# Set task
Output all of the entries exactly as written.

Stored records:
• • •

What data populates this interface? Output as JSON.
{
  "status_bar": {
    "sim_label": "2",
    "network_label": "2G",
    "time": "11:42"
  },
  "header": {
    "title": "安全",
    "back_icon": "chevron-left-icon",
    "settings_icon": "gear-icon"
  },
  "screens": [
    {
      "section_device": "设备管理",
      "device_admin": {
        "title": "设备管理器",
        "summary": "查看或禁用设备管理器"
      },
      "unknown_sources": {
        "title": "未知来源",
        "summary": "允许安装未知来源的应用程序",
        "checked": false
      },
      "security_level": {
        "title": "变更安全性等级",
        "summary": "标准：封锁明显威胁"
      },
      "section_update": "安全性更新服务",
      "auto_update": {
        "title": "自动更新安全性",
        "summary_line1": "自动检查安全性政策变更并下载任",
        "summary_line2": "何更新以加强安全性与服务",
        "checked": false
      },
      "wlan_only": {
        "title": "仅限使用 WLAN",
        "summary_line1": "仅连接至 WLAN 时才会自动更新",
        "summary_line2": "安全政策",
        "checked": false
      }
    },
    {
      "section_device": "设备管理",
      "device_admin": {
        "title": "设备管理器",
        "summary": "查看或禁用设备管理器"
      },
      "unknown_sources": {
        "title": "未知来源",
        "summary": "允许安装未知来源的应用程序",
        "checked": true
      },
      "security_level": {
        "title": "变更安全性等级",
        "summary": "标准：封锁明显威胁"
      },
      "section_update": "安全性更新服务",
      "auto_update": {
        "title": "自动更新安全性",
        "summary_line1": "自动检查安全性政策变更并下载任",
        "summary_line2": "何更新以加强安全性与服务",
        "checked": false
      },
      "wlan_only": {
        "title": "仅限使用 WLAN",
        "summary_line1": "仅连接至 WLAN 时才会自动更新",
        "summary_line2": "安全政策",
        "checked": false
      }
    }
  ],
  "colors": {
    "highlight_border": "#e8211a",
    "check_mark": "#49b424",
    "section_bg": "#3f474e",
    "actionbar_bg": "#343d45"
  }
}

• • •

# Answer to this exercise
What data populates this interface? Output as JSON.
{
  "status_bar": {
    "sim_label": "2",
    "network_label": "2G",
    "time": "11:42"
  },
  "header": {
    "title": "安全",
    "back_icon": "chevron-left-icon",
    "settings_icon": "gear-icon"
  },
  "screens": [
    {
      "section_device": "设备管理",
      "device_admin": {
        "title": "设备管理器",
        "summary": "查看或禁用设备管理器"
      },
      "unknown_sources": {
        "title": "未知来源",
        "summary": "允许安装未知来源的应用程序",
        "checked": false
      },
      "security_level": {
        "title": "变更安全性等级",
        "summary": "标准：封锁明显威胁"
      },
      "section_update": "安全性更新服务",
      "auto_update": {
        "title": "自动更新安全性",
        "summary_line1": "自动检查安全性政策变更并下载任",
        "summary_line2": "何更新以加强安全性与服务",
        "checked": false
      },
      "wlan_only": {
        "title": "仅限使用 WLAN",
        "summary_line1": "仅连接至 WLAN 时才会自动更新",
        "summary_line2": "安全政策",
        "checked": false
      }
    },
    {
      "section_device": "设备管理",
      "device_admin": {
        "title": "设备管理器",
        "summary": "查看或禁用设备管理器"
      },
      "unknown_sources": {
        "title": "未知来源",
        "summary": "允许安装未知来源的应用程序",
        "checked": true
      },
      "security_level": {
        "title": "变更安全性等级",
        "summary": "标准：封锁明显威胁"
      },
      "section_update": "安全性更新服务",
      "auto_update": {
        "title": "自动更新安全性",
        "summary_line1": "自动检查安全性政策变更并下载任",
        "summary_line2": "何更新以加强安全性与服务",
        "checked": false
      },
      "wlan_only": {
        "title": "仅限使用 WLAN",
        "summary_line1": "仅连接至 WLAN 时才会自动更新",
        "summary_line2": "安全政策",
        "checked": false
      }
    }
  ],
  "colors": {
    "highlight_border": "#e8211a",
    "check_mark": "#49b424",
    "section_bg": "#3f474e",
    "actionbar_bg": "#343d45"
  }
}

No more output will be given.